As reported by the Washington Post, Spider-Man developer Insomniac is planning to donate $50,000 to the Women’s Reproductive Rights Assistance Project (WRRAP), to be matched by parent company Sony. This initiative was communicated to Insomniac employees through a companywide confidential email by Insomniac president Ted Price.
Even as the company makes this donation and considers an initiative to offer financial assistance to employees who need to travel out-of-state to access legal abortion services, Sony has forbidden studios from making public statements on abortion rights in America and the upcoming overturning of Roe v. Wade, according to The Post. PlayStation president Jim Ryan came under fire in the past few days for calling on employees to “respect differences of opinion” with regards to the US Supreme Court’s unprecedented rollback of women’s rights in a companywide email that then pivoted to talking about his cats.
Insomniac employees had requested that company leadership make a public statement similar to those by Double Fine or Bungie, and the company had sent a “near-60 page” document to PlayStation leadership to address employee concerns around abortion access and the company’s public-facing stance.

-- WORK TASK --
Rewrite the passage of the Insomniac donation report between "Even as the" and "about his cats.", inclusive, putting "reversal" in place of "rollback".

-- RECORDED INFORMATION --
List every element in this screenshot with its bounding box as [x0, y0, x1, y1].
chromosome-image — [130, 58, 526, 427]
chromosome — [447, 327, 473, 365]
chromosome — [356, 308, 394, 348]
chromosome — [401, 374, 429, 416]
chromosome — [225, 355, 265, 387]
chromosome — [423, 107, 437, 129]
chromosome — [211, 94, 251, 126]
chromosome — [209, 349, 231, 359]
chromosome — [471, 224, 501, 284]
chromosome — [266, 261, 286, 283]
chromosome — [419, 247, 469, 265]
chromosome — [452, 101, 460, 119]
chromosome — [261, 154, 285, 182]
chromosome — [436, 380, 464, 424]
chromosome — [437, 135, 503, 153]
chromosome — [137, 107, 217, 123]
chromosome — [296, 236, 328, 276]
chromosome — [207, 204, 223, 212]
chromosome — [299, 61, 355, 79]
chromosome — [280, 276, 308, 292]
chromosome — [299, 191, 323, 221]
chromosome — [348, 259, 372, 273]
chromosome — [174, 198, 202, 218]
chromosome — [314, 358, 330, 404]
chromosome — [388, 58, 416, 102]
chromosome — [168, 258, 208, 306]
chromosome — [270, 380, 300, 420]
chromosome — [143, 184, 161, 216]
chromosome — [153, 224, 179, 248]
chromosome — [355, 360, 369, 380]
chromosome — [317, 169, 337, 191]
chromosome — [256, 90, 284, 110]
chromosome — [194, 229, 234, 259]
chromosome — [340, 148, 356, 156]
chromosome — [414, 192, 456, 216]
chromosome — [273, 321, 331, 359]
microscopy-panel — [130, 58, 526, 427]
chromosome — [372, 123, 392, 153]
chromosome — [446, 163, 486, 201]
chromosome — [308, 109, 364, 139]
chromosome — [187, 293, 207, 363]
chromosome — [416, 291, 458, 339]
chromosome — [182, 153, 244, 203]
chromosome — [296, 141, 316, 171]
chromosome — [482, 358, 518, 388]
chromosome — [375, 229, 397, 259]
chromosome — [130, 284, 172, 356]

-- TASK RESPONSE --
Even as the company makes this donation and considers an initiative to offer financial assistance to employees who need to travel out-of-state to access legal abortion services, Sony has forbidden studios from making public statements on abortion rights in America and the upcoming overturning of Roe v. Wade, according to The Post. PlayStation president Jim Ryan came under fire in the past few days for calling on employees to “respect differences of opinion” with regards to the US Supreme Court’s unprecedented reversal of women’s rights in a companywide email that then pivoted to talking about his cats.